Can you pull out each line of the data below that includes the word "significant"?

* BEGIN TASK DATA *

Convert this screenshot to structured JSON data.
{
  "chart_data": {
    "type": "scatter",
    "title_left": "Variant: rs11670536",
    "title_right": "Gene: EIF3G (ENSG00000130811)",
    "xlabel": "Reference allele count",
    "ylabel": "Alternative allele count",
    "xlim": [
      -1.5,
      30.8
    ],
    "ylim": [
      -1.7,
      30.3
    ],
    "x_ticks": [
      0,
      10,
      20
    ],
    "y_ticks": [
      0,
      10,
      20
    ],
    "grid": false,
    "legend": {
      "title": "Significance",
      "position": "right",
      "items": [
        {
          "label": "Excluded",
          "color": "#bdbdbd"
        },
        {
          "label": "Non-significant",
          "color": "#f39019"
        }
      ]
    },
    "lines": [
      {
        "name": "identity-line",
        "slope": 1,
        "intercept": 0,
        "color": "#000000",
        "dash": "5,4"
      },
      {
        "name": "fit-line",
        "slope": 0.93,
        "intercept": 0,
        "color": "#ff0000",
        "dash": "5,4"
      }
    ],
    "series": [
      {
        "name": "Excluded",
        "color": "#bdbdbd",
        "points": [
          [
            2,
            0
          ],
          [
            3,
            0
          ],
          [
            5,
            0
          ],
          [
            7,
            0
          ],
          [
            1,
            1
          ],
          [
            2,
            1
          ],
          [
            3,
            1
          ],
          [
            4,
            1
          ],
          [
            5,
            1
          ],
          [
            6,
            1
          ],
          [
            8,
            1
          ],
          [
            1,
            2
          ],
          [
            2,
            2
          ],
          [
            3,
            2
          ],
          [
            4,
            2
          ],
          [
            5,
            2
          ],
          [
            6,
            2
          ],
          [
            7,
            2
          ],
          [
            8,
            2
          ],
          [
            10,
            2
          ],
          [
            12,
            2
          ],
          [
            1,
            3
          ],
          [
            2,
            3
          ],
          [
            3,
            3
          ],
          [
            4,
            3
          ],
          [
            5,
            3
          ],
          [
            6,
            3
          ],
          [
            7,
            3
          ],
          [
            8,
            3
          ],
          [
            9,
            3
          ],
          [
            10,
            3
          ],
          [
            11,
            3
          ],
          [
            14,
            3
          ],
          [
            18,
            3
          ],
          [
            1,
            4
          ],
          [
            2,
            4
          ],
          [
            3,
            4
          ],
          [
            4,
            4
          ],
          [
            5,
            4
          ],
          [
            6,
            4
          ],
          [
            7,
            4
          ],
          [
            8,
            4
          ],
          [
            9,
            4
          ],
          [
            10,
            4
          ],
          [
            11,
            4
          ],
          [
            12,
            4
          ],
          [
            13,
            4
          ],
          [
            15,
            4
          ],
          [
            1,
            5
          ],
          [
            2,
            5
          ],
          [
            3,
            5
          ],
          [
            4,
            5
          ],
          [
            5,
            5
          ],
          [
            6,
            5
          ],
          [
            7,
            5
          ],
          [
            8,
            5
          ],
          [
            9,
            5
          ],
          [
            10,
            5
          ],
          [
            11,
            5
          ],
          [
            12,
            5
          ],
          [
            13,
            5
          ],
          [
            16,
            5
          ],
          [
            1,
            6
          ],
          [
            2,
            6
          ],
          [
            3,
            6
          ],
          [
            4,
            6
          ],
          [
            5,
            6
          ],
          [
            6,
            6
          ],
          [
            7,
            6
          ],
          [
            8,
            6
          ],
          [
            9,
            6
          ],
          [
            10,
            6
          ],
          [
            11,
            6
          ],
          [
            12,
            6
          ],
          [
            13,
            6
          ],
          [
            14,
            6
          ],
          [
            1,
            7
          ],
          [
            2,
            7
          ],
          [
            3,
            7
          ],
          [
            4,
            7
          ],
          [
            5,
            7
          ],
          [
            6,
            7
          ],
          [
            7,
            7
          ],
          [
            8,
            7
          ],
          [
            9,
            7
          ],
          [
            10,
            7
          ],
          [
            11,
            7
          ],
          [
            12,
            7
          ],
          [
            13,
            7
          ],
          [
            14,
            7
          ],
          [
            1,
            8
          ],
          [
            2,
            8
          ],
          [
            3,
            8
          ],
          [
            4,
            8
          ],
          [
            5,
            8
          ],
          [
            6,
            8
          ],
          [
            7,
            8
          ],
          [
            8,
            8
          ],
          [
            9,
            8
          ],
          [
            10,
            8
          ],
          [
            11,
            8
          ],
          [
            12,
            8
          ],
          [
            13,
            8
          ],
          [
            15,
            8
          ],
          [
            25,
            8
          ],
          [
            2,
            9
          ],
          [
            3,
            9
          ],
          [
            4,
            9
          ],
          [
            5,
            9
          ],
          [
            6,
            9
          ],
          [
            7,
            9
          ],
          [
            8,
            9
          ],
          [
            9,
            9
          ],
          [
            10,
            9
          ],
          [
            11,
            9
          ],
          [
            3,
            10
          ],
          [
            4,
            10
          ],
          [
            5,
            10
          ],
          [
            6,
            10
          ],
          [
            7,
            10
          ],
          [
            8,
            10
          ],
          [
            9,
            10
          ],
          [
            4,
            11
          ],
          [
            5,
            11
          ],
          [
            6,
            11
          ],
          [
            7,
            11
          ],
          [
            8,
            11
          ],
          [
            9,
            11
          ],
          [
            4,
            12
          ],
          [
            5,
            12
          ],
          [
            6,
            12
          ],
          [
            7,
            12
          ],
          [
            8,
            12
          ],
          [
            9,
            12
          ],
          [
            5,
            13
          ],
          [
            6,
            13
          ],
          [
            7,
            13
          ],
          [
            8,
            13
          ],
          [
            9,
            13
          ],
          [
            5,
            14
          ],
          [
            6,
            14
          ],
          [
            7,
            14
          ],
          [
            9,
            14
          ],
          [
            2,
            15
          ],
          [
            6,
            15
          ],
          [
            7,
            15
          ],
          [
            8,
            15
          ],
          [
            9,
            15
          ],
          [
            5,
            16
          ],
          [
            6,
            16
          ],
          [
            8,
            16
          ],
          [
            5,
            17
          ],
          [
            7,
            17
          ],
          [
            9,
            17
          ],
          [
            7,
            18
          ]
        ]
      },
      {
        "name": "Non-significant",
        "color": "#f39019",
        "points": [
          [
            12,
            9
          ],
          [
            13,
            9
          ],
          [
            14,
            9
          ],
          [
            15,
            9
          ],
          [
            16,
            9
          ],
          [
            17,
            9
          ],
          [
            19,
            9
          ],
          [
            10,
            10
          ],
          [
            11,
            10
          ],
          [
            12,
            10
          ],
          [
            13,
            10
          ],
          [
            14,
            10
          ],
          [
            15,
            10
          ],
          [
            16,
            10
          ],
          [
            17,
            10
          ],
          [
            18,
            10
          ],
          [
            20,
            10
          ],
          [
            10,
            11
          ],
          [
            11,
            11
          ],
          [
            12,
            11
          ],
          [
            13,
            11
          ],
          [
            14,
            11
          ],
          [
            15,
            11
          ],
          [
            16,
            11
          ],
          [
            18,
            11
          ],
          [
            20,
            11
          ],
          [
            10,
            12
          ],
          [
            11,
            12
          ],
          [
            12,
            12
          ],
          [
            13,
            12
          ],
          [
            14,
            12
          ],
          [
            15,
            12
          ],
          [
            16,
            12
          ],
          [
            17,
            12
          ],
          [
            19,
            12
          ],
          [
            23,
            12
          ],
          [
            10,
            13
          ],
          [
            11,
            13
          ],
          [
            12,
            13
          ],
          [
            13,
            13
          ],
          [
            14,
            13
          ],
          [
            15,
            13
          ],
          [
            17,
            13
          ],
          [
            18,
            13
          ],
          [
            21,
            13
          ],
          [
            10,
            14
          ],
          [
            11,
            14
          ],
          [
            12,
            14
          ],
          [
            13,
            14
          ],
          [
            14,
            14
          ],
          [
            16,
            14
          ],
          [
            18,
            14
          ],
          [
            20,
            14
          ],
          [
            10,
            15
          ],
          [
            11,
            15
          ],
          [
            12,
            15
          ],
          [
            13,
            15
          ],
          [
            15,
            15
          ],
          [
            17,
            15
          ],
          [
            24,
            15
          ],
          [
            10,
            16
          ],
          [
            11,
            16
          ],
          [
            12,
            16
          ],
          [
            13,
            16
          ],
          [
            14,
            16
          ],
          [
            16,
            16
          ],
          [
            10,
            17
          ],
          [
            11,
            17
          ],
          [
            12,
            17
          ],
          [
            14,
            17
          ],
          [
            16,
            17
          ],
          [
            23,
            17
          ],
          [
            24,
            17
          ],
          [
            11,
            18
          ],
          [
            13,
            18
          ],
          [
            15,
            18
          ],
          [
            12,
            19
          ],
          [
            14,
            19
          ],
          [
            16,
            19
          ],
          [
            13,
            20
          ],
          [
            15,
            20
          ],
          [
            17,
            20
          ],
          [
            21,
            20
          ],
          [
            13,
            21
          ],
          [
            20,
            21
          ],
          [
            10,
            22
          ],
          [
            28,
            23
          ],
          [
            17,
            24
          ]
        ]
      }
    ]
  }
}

* END TASK DATA *

▶ THE SOLUTION:
          "label": "Non-significant",
        "name": "Non-significant",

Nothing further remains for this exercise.